Directive: The records that follow are to be repeated without alteration.

Rows from a dataset
****************

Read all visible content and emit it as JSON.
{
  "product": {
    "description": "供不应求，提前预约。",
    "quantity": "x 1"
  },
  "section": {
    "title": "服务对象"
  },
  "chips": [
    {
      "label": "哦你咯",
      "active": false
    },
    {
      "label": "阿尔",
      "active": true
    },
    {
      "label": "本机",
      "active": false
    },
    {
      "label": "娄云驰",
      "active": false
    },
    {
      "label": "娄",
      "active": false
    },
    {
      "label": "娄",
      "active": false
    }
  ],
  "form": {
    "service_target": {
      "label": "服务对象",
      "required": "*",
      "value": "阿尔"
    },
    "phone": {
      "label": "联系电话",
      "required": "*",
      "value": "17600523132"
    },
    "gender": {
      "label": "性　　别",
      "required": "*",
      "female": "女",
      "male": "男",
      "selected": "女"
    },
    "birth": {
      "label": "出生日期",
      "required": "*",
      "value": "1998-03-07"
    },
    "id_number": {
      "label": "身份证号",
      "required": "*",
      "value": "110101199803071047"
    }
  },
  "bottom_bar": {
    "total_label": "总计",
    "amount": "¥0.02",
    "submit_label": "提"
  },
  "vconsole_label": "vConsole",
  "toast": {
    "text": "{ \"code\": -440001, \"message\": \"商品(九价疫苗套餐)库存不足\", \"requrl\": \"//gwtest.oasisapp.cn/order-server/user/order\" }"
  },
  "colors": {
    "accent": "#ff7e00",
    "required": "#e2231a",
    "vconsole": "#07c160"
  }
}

****************

Response below:
Read all visible content and emit it as JSON.
{
  "product": {
    "description": "供不应求，提前预约。",
    "quantity": "x 1"
  },
  "section": {
    "title": "服务对象"
  },
  "chips": [
    {
      "label": "哦你咯",
      "active": false
    },
    {
      "label": "阿尔",
      "active": true
    },
    {
      "label": "本机",
      "active": false
    },
    {
      "label": "娄云驰",
      "active": false
    },
    {
      "label": "娄",
      "active": false
    },
    {
      "label": "娄",
      "active": false
    }
  ],
  "form": {
    "service_target": {
      "label": "服务对象",
      "required": "*",
      "value": "阿尔"
    },
    "phone": {
      "label": "联系电话",
      "required": "*",
      "value": "17600523132"
    },
    "gender": {
      "label": "性　　别",
      "required": "*",
      "female": "女",
      "male": "男",
      "selected": "女"
    },
    "birth": {
      "label": "出生日期",
      "required": "*",
      "value": "1998-03-07"
    },
    "id_number": {
      "label": "身份证号",
      "required": "*",
      "value": "110101199803071047"
    }
  },
  "bottom_bar": {
    "total_label": "总计",
    "amount": "¥0.02",
    "submit_label": "提"
  },
  "vconsole_label": "vConsole",
  "toast": {
    "text": "{ \"code\": -440001, \"message\": \"商品(九价疫苗套餐)库存不足\", \"requrl\": \"//gwtest.oasisapp.cn/order-server/user/order\" }"
  },
  "colors": {
    "accent": "#ff7e00",
    "required": "#e2231a",
    "vconsole": "#07c160"
  }
}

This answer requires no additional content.